Work to do:
Please pull out every line that includes the string "this".
::: Excerpted records :::
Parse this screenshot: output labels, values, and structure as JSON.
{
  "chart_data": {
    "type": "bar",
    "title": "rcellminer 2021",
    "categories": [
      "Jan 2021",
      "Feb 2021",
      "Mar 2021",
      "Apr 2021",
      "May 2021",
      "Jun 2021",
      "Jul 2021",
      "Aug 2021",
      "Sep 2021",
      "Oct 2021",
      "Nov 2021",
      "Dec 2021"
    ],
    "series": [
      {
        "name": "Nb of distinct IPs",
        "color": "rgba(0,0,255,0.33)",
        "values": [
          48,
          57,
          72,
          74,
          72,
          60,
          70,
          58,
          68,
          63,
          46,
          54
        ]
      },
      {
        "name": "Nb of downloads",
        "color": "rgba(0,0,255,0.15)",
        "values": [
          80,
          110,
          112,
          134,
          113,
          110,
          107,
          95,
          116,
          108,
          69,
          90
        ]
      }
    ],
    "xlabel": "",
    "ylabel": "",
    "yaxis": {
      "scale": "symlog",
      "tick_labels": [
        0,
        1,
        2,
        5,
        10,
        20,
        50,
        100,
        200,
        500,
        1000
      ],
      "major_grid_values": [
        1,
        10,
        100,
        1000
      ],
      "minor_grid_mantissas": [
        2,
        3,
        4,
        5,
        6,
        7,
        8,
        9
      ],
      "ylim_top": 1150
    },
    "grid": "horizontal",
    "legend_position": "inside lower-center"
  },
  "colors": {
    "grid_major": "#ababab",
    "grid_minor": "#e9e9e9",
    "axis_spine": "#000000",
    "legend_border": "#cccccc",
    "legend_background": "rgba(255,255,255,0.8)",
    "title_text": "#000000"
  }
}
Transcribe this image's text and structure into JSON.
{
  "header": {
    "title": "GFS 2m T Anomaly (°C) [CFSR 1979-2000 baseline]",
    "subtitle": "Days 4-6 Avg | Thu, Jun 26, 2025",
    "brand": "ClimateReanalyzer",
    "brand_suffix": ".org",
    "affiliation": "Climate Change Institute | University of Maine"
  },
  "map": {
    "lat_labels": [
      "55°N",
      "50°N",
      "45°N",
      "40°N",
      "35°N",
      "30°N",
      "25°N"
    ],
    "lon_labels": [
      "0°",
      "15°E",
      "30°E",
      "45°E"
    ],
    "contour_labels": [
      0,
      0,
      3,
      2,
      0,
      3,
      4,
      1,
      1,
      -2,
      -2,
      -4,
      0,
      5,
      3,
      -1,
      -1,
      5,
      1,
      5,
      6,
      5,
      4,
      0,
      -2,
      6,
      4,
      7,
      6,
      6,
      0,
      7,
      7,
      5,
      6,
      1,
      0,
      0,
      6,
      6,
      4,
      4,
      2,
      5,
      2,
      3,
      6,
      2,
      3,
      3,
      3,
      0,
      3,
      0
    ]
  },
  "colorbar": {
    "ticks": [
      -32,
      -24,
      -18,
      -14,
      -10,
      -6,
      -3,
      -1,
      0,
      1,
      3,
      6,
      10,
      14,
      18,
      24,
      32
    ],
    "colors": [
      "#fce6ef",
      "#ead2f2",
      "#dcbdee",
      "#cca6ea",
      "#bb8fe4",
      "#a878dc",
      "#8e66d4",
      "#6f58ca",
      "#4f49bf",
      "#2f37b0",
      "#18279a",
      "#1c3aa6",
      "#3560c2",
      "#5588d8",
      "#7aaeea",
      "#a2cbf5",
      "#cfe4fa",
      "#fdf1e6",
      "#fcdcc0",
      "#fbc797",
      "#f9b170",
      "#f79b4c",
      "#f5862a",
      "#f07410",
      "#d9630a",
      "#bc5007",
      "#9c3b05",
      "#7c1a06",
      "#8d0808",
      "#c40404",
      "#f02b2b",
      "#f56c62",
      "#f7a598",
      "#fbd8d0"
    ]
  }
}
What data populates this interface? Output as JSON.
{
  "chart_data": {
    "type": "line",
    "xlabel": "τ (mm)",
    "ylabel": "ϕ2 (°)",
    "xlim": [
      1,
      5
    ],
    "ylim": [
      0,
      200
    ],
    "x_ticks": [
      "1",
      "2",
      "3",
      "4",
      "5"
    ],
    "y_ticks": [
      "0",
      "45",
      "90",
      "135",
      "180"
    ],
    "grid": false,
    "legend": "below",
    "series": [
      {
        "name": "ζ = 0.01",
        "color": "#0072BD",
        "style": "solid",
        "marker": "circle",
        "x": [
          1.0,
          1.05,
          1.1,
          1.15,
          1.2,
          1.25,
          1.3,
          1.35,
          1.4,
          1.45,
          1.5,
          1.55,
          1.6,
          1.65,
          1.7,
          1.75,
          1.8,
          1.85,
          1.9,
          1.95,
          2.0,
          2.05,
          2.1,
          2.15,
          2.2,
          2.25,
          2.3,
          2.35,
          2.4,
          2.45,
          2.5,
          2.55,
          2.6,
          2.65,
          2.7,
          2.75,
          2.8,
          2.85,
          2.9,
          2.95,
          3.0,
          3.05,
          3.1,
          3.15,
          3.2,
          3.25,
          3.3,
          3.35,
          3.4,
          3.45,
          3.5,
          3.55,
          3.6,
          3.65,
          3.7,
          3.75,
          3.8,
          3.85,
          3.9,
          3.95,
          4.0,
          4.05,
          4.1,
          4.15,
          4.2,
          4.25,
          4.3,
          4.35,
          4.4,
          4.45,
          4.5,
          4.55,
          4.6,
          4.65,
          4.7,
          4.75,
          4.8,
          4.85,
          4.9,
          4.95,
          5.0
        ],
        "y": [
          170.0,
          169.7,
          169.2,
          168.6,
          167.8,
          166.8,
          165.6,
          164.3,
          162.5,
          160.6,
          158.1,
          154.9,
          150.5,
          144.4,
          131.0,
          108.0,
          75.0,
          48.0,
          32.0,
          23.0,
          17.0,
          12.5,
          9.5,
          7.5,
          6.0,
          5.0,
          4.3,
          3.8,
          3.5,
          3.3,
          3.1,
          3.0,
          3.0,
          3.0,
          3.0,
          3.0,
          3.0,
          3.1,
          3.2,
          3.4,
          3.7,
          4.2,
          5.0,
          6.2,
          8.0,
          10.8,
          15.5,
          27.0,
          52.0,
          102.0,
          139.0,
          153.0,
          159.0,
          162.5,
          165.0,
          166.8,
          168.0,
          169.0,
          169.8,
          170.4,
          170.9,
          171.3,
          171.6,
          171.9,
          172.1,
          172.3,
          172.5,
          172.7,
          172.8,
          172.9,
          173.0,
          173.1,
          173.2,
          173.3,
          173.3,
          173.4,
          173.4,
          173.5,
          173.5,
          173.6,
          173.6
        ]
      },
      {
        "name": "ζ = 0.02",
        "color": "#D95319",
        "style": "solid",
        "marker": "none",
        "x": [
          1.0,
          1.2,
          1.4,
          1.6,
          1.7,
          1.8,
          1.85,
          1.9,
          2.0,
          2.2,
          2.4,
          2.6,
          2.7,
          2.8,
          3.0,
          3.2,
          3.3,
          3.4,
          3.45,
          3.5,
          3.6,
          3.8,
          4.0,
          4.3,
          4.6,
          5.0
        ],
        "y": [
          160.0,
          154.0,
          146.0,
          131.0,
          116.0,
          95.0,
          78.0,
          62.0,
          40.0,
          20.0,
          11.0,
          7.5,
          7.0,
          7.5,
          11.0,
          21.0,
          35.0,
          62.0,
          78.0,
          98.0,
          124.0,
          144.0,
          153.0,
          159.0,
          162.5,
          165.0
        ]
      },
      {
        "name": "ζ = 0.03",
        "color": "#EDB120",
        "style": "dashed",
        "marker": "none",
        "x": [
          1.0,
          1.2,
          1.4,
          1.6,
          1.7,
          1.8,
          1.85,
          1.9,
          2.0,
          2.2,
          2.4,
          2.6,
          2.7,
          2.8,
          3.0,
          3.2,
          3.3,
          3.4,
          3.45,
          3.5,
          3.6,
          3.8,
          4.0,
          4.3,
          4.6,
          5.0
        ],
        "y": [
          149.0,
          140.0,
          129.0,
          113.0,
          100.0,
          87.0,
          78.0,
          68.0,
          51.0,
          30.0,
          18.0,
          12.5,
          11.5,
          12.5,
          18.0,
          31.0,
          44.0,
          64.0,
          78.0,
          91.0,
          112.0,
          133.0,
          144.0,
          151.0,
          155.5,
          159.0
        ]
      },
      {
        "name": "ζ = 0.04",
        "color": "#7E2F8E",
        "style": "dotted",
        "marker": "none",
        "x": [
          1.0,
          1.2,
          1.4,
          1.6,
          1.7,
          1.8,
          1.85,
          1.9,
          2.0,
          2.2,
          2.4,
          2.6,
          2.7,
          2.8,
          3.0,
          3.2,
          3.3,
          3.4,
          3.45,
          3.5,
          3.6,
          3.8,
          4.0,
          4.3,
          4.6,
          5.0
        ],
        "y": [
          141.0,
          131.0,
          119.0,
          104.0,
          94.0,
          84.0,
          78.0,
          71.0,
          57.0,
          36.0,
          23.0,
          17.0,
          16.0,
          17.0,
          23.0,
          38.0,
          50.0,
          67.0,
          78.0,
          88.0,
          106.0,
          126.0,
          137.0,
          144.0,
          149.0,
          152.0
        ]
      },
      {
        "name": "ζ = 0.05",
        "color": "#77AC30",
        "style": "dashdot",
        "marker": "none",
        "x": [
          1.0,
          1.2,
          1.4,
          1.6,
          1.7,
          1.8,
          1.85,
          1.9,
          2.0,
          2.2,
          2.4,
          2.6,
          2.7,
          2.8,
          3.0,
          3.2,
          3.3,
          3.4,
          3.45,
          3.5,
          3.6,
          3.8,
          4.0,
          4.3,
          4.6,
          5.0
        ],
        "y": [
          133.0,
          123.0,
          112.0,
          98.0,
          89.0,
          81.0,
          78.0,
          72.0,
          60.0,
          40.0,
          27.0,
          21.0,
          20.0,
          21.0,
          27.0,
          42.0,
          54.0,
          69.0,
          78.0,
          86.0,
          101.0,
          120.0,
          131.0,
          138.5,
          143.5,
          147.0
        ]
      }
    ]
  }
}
:::
Result of the task:
Parse this screenshot: output labels, values, and structure as JSON.
Transcribe this image's text and structure into JSON.
What data populates this interface? Output as JSON.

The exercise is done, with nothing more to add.